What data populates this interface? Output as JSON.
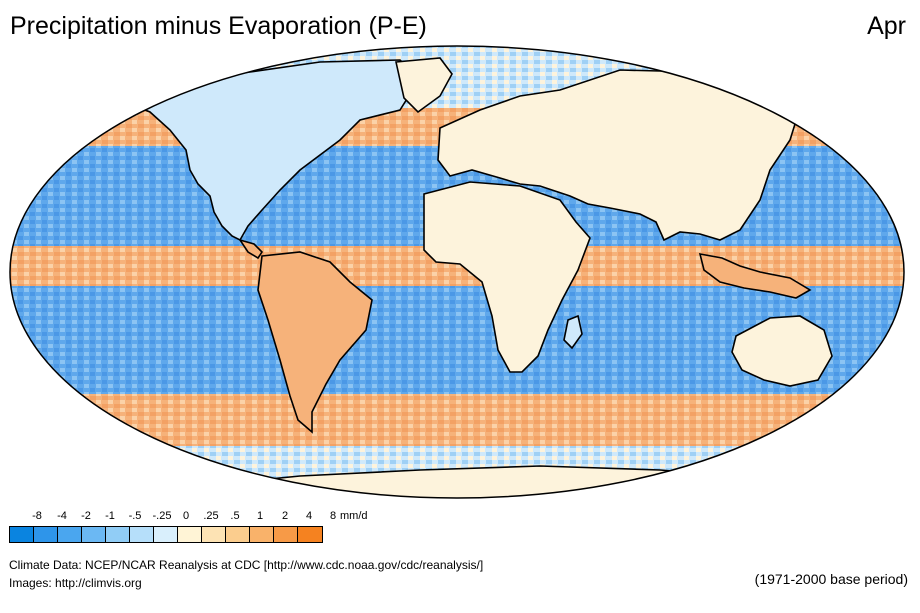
{
  "title": "Precipitation minus Evaporation (P-E)",
  "month": "Apr",
  "legend": {
    "ticks": [
      "-8",
      "-4",
      "-2",
      "-1",
      "-.5",
      "-.25",
      "0",
      ".25",
      ".5",
      "1",
      "2",
      "4",
      "8"
    ],
    "unit": "mm/d",
    "colors": [
      "#0a84e0",
      "#2e95ea",
      "#4aa6ef",
      "#6bb8f3",
      "#91cdf6",
      "#b6dffa",
      "#d9effc",
      "#fff4d6",
      "#fde3b4",
      "#fbcd8e",
      "#f9b26a",
      "#f79a47",
      "#f58220"
    ]
  },
  "credits": {
    "data": "Climate Data:  NCEP/NCAR Reanalysis at CDC [http://www.cdc.noaa.gov/cdc/reanalysis/]",
    "images": "Images:  http://climvis.org",
    "base_period": "(1971-2000 base period)"
  },
  "map_colors": {
    "ocean_wet": "#5fa8ec",
    "dry_orange": "#f6b27a",
    "light_blue": "#cfe9fb",
    "cream": "#fdf3dc",
    "outline": "#000000"
  }
}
■ ■ ■ ■
Using the records above, copy each line that contains "data".

What data populates this interface? Output as JSON.
    "data": "Climate Data:  NCEP/NCAR Reanalysis at CDC [http://www.cdc.noaa.gov/cdc/reanalysis/]",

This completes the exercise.